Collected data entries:

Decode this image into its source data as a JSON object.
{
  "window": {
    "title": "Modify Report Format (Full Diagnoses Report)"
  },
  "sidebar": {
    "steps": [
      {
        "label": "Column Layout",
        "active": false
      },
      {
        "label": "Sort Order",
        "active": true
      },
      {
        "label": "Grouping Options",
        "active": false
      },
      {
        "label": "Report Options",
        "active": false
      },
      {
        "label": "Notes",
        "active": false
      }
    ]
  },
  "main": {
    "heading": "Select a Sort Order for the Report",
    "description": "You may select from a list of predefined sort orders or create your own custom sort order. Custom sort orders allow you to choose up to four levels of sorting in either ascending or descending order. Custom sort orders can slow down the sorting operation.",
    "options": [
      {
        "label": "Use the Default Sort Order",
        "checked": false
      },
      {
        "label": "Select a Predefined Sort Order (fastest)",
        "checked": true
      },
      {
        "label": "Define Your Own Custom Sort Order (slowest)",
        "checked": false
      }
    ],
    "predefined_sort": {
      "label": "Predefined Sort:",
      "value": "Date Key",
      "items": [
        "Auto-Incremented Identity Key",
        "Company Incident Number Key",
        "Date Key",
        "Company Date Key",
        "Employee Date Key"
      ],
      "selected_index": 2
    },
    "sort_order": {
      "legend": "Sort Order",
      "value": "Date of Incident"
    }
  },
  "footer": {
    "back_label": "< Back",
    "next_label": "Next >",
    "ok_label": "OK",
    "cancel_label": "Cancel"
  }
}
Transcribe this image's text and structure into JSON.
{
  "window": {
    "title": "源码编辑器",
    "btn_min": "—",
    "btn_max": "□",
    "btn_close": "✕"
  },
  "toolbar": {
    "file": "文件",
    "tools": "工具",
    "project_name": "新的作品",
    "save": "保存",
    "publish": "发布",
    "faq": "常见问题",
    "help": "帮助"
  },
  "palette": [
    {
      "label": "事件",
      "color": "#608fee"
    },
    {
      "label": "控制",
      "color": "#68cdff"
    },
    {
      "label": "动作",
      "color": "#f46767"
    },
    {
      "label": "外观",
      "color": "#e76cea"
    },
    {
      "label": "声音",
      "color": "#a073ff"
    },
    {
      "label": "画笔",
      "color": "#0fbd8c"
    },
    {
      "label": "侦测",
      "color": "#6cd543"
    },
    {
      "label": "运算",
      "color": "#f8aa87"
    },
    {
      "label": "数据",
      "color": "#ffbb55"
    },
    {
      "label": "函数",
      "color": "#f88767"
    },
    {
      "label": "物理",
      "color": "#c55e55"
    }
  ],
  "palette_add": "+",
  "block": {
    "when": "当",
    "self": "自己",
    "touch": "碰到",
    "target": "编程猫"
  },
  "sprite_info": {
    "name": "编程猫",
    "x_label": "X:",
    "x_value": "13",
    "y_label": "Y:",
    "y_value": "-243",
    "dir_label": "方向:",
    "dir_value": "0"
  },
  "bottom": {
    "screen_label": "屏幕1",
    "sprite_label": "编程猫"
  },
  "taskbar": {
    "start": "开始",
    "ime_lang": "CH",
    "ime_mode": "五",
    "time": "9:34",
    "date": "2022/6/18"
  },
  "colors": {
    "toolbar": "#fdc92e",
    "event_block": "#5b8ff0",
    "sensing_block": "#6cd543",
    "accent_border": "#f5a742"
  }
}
* * *
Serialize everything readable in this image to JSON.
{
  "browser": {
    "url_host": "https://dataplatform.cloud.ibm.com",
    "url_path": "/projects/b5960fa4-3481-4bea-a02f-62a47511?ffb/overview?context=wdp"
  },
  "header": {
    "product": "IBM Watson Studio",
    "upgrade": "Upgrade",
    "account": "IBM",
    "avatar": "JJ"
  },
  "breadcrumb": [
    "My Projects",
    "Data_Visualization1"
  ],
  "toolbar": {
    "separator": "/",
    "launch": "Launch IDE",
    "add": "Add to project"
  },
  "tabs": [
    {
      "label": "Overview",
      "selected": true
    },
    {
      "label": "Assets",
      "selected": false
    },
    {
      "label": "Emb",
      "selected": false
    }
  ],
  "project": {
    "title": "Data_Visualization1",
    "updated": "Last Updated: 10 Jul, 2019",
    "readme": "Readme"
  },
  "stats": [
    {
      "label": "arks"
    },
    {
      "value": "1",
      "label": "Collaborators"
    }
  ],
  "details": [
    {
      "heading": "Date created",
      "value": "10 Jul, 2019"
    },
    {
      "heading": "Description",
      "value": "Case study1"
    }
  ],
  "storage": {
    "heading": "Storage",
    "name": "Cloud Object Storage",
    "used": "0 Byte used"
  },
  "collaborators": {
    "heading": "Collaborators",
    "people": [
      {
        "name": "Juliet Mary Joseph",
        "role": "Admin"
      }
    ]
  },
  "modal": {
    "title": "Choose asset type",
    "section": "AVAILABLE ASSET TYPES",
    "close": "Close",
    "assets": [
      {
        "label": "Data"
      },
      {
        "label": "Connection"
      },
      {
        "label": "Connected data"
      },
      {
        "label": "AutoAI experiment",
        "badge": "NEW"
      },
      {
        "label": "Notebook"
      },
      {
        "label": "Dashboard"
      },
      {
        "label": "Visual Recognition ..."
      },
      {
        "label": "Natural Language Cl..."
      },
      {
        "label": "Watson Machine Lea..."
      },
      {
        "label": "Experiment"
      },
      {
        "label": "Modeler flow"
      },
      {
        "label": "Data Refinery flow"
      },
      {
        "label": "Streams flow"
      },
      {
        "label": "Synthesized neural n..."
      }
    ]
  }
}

WORK INSTRUCTIONS — Where a line of the entries contains the word "heading", copy that line.

TASK OUTPUT —
    "heading": "Select a Sort Order for the Report",
      "heading": "Date created",
      "heading": "Description",
    "heading": "Storage",
    "heading": "Collaborators",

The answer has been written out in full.